TASK LIST>
1. Answer these questions using the passage on cell-size control in bacteria.
(a) In which journal did the scientists publish their study?
(b) What position does Suckjoon Jun hold at UC San Diego?
(c) What did Dr. Jun and his colleagues develop to conduct the study?
2. List every person, institution, journal, and organism that the passage on cell-size control in bacteria names.
3. Translate this sentence from the passage on cell-size control in bacteria into Spanish: "And their finding is not what many biologists expected."

━━ SELECTED PASSAGE ━━

Scientists say they think they have discovered the mechanism that drives a rapidly-growing cell to divide into two smaller cells. They published their study “Cell-Size Control and Homeostasis in Bacteria” in Current Biology. And their finding is not what many biologists expected.

“How cells control their size and maintain stable size distributions is one of the most fundamental, unsolved problems in biology,” said Suckjoon Jun, Ph.D., an assistant professor of physics and molecular biology at UC San Diego, who headed the research study with Massimo Vergassola, Ph.D., a professor of physics. “Even for the bacterium E. coli, arguably the most extensively studied organism to date, no one has been able to answer this question.”

Finding a solution was more than a basic-science pursuit for the scientists, who pointed out that learning more about the triggers of cell division would enable researchers to better understand such processes as the runaway cell division that leads to cancer. To conduct the study, Dr. Jun and his colleagues developed a tiny device to isolate and physically manipulate individual genetic materials.

━━━
━━ RECORD EXCERPTS ━━

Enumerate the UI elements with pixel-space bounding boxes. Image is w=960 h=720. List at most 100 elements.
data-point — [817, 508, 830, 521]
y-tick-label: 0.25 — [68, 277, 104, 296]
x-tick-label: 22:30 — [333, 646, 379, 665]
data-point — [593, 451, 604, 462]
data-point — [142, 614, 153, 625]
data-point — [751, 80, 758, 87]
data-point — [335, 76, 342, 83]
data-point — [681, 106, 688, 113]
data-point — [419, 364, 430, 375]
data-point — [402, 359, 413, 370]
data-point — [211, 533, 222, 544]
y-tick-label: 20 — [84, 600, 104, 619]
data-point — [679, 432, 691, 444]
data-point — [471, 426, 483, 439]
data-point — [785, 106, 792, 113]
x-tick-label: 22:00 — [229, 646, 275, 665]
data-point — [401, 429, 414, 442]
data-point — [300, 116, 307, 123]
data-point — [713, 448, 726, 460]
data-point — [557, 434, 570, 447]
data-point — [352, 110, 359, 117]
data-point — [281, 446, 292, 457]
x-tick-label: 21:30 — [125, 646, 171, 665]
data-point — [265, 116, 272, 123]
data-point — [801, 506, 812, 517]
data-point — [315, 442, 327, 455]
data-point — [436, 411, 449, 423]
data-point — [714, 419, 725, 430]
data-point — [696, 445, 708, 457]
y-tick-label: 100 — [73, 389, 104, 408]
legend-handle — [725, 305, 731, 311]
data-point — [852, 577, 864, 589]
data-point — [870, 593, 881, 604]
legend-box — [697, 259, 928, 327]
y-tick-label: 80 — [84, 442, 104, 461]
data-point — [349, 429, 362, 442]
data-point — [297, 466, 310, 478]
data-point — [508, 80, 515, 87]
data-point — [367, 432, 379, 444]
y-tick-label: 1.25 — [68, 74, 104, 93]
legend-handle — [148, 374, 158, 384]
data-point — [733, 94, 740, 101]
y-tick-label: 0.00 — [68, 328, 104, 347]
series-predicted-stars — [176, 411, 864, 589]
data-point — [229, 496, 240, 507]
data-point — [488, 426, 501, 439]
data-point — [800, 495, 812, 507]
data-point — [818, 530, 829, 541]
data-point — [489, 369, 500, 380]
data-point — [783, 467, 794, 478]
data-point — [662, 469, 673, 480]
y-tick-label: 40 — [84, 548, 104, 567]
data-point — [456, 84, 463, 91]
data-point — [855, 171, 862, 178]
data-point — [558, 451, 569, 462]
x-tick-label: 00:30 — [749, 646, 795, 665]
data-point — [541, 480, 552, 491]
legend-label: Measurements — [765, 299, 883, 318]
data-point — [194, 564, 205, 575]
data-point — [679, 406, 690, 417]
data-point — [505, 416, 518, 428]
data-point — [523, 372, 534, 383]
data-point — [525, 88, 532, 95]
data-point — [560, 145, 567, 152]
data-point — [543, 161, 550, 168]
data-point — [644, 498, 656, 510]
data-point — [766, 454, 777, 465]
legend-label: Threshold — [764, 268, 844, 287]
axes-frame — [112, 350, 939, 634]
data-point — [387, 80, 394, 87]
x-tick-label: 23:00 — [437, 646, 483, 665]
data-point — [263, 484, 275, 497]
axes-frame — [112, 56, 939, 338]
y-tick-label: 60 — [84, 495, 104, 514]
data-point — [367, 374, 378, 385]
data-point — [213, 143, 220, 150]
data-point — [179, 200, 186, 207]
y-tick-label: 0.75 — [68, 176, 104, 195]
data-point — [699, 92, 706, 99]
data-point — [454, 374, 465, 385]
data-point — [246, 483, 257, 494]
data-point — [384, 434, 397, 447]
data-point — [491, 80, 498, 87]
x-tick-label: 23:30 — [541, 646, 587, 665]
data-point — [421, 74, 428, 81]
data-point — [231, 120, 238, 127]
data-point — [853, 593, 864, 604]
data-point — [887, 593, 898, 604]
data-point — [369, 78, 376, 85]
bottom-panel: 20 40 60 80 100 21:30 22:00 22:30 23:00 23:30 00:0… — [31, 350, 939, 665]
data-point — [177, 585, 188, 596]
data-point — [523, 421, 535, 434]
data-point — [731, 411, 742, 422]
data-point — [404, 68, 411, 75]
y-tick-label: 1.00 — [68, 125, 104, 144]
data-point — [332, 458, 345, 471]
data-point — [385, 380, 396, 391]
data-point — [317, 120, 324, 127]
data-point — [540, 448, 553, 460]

━━━

EXPECTED RESULTS>
1.
(a) Current Biology
(b) Assistant professor of physics and molecular biology
(c) A tiny device to isolate and physically manipulate individual genetic materials

2.
- Suckjoon Jun
- Massimo Vergassola
- UC San Diego
- Current Biology
- E. coli

3. Y su hallazgo no es lo que muchos biólogos esperaban.